* Exercise aim
Gather from the listing below each line that includes the word "Remove", and copy it.

* Records for the exercise
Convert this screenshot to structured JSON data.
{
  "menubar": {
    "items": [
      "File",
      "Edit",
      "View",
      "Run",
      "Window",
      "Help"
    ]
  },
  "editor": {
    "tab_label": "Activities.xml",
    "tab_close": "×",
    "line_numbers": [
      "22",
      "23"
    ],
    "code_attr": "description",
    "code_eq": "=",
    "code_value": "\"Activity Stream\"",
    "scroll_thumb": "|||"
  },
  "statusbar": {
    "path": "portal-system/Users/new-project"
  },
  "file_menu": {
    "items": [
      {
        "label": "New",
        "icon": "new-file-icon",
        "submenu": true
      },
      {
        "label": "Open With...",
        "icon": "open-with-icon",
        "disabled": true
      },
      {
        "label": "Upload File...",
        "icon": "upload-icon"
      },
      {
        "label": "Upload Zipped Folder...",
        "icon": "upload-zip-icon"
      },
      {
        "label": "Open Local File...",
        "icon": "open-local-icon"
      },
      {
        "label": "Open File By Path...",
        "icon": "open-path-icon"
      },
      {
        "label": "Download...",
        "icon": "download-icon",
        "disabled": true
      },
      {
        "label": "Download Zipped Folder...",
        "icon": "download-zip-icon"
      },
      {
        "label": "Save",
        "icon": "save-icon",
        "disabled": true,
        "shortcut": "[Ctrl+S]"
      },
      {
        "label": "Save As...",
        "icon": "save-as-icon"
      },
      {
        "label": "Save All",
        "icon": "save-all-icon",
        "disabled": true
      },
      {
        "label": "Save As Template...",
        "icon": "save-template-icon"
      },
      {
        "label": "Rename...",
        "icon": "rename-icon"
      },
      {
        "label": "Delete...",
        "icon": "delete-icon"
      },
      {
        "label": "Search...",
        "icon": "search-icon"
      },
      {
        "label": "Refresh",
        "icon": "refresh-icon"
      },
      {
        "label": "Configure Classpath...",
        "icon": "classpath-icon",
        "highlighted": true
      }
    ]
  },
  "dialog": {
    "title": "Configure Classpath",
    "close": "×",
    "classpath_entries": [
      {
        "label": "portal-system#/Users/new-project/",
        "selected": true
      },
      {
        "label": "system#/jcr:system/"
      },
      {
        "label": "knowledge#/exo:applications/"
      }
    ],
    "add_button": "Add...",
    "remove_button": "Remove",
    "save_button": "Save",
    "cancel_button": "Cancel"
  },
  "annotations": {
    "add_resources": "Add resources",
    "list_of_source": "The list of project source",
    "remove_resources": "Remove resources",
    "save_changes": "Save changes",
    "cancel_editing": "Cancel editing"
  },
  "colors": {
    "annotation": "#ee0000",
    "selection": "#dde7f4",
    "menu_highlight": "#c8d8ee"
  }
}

* Task response
    "remove_button": "Remove",
    "remove_resources": "Remove resources",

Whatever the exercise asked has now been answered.